Task directions.
Write out the material exactly. Do not include the pictures.

Data supplied.
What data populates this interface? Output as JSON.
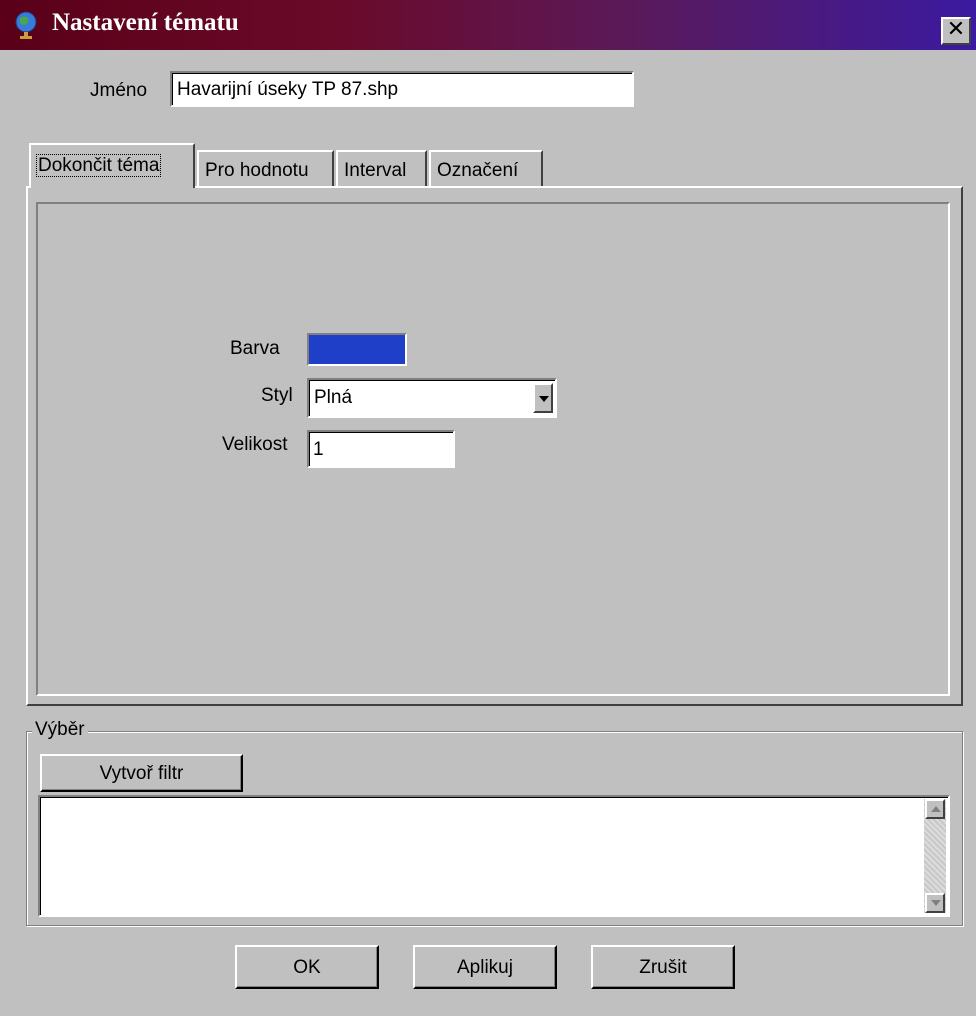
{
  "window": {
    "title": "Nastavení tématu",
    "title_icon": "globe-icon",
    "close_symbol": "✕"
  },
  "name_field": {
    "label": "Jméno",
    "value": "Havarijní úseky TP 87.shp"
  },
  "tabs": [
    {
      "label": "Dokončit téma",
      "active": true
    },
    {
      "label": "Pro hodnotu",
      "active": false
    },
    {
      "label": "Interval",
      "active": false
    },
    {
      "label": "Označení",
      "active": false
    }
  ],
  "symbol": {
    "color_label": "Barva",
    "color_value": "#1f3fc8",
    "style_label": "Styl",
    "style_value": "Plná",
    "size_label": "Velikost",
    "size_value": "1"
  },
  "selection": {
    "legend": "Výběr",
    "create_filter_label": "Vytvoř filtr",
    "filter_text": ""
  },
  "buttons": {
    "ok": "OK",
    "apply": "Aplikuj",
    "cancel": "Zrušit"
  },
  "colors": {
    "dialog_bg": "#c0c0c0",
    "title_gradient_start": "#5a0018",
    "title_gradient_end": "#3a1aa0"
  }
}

The answer.
What data populates this interface? Output as JSON.
{
  "window": {
    "title": "Nastavení tématu",
    "title_icon": "globe-icon",
    "close_symbol": "✕"
  },
  "name_field": {
    "label": "Jméno",
    "value": "Havarijní úseky TP 87.shp"
  },
  "tabs": [
    {
      "label": "Dokončit téma",
      "active": true
    },
    {
      "label": "Pro hodnotu",
      "active": false
    },
    {
      "label": "Interval",
      "active": false
    },
    {
      "label": "Označení",
      "active": false
    }
  ],
  "symbol": {
    "color_label": "Barva",
    "color_value": "#1f3fc8",
    "style_label": "Styl",
    "style_value": "Plná",
    "size_label": "Velikost",
    "size_value": "1"
  },
  "selection": {
    "legend": "Výběr",
    "create_filter_label": "Vytvoř filtr",
    "filter_text": ""
  },
  "buttons": {
    "ok": "OK",
    "apply": "Aplikuj",
    "cancel": "Zrušit"
  },
  "colors": {
    "dialog_bg": "#c0c0c0",
    "title_gradient_start": "#5a0018",
    "title_gradient_end": "#3a1aa0"
  }
}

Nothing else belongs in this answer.